Dataset excerpts:
- - - -

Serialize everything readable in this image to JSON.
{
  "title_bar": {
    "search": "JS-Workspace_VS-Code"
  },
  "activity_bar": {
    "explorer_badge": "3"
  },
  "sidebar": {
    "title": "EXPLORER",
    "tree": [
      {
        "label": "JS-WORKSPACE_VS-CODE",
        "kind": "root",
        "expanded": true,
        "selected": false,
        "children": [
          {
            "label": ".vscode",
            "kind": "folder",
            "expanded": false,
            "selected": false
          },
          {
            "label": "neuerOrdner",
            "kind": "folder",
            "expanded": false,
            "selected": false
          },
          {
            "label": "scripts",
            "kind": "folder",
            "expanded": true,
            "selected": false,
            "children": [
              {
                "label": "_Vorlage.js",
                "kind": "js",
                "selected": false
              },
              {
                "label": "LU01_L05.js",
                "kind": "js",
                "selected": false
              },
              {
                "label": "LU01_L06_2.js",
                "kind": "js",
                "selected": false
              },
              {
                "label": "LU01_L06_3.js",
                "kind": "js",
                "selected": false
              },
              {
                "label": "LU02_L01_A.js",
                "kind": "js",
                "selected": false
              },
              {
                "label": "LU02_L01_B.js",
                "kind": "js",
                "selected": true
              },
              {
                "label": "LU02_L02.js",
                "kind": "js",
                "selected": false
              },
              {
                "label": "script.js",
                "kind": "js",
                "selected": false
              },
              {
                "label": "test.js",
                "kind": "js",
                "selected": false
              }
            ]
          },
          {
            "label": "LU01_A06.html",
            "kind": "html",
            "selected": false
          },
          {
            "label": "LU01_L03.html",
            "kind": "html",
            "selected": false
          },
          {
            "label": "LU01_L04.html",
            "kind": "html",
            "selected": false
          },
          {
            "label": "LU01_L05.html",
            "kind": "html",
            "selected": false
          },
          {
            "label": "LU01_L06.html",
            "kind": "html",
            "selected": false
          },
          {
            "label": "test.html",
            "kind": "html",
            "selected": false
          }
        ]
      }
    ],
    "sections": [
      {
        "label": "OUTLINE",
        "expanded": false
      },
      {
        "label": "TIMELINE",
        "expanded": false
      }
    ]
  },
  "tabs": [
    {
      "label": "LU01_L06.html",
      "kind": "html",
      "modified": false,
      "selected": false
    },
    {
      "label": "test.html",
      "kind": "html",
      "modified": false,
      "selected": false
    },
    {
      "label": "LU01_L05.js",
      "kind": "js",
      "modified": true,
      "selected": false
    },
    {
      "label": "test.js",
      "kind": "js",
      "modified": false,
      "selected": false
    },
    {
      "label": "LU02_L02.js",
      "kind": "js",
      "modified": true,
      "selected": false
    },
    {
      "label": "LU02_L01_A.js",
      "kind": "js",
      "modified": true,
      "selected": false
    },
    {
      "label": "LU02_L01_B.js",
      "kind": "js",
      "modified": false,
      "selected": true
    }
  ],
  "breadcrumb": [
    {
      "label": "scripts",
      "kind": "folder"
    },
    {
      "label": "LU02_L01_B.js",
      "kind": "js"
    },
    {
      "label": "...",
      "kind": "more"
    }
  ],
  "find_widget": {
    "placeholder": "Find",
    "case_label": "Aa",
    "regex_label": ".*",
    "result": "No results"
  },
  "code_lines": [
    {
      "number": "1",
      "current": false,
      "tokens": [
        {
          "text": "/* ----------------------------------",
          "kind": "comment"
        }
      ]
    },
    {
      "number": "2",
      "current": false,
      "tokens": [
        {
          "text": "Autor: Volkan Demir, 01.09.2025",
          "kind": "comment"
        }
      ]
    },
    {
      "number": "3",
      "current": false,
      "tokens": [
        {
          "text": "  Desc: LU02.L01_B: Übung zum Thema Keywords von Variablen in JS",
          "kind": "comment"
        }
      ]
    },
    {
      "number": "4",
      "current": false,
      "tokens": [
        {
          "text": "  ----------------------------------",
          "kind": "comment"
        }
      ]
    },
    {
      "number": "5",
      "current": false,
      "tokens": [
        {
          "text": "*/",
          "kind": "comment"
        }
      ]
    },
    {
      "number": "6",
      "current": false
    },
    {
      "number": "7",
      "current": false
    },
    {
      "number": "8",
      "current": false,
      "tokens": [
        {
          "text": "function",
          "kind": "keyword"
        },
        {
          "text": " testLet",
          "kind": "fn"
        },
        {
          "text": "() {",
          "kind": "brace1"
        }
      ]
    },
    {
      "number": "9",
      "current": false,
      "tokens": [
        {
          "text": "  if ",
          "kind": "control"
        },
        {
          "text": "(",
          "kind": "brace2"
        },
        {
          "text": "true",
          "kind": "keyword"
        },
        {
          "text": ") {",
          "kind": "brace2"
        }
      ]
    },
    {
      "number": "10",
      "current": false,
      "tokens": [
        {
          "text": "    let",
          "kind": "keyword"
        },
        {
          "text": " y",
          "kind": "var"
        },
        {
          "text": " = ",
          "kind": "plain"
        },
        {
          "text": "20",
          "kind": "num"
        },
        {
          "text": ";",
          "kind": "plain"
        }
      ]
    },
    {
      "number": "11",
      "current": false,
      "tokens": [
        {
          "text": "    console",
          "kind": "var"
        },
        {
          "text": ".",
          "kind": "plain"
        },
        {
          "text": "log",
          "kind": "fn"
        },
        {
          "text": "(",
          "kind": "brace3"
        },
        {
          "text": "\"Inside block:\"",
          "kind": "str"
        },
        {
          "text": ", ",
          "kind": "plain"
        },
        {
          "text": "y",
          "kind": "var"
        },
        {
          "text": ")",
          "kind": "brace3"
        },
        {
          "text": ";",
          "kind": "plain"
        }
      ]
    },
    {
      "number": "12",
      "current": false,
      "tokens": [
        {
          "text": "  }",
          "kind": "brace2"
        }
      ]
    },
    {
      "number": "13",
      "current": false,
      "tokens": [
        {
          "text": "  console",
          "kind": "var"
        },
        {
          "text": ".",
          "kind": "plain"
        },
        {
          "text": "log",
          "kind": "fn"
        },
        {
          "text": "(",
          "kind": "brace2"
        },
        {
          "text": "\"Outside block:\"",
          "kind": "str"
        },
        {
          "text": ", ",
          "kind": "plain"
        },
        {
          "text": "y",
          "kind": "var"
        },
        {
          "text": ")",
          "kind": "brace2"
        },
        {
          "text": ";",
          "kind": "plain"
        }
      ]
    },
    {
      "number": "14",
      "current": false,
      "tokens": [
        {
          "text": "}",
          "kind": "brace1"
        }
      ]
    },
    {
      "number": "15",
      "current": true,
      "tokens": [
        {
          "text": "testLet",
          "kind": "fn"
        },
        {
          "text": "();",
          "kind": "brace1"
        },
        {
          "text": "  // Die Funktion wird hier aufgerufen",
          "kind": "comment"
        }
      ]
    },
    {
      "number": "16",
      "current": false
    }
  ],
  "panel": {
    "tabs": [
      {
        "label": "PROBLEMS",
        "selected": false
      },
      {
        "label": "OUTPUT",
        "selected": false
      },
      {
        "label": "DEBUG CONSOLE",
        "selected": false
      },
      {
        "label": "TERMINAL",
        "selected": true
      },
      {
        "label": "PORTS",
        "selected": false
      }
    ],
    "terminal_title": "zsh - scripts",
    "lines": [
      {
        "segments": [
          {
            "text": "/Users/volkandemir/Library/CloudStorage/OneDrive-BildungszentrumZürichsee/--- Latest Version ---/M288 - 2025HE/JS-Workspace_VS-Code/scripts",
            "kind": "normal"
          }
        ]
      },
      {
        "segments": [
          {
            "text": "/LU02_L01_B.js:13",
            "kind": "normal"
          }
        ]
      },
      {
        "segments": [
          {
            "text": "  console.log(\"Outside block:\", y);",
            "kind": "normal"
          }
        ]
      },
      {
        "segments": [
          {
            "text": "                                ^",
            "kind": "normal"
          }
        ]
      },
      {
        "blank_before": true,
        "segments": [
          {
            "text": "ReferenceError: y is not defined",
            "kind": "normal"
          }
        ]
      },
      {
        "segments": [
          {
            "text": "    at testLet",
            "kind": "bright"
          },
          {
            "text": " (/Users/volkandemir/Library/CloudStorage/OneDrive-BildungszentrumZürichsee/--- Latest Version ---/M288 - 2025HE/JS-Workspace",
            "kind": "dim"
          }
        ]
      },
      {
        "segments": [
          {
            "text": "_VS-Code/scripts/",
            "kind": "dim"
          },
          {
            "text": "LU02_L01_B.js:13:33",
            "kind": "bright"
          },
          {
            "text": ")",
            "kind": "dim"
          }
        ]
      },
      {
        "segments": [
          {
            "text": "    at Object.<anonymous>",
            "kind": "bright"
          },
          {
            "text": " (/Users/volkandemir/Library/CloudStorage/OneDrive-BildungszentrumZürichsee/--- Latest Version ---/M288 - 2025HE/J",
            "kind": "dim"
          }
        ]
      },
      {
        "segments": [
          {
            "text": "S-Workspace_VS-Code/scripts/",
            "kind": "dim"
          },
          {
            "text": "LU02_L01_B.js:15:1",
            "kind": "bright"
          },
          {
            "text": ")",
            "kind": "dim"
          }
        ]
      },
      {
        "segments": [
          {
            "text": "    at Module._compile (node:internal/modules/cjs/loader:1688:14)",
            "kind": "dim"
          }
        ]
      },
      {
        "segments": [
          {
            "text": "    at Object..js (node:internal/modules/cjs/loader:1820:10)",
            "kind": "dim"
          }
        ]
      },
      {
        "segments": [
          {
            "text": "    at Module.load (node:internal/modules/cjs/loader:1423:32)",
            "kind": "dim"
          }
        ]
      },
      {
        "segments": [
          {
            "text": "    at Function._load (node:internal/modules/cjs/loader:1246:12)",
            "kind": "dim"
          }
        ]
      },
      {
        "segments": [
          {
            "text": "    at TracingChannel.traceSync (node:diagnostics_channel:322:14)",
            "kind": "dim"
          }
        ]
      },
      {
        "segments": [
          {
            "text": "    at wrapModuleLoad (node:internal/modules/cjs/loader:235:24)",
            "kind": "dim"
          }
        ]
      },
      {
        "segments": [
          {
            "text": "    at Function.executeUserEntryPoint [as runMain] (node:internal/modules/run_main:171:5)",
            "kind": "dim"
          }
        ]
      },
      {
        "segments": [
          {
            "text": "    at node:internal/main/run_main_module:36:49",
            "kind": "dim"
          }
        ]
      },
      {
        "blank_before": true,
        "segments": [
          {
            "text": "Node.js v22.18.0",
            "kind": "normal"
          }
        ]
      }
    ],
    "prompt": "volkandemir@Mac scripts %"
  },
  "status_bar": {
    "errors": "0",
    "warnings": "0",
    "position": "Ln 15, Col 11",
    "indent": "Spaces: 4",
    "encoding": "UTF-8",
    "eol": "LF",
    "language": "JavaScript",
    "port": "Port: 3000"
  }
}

- - - -

— What to work on —
Collect each line above holding the string "block".

— Solution below —
          "text": "\"Inside block:\"",
          "text": "\"Outside block:\"",
            "text": "  console.log(\"Outside block:\", y);",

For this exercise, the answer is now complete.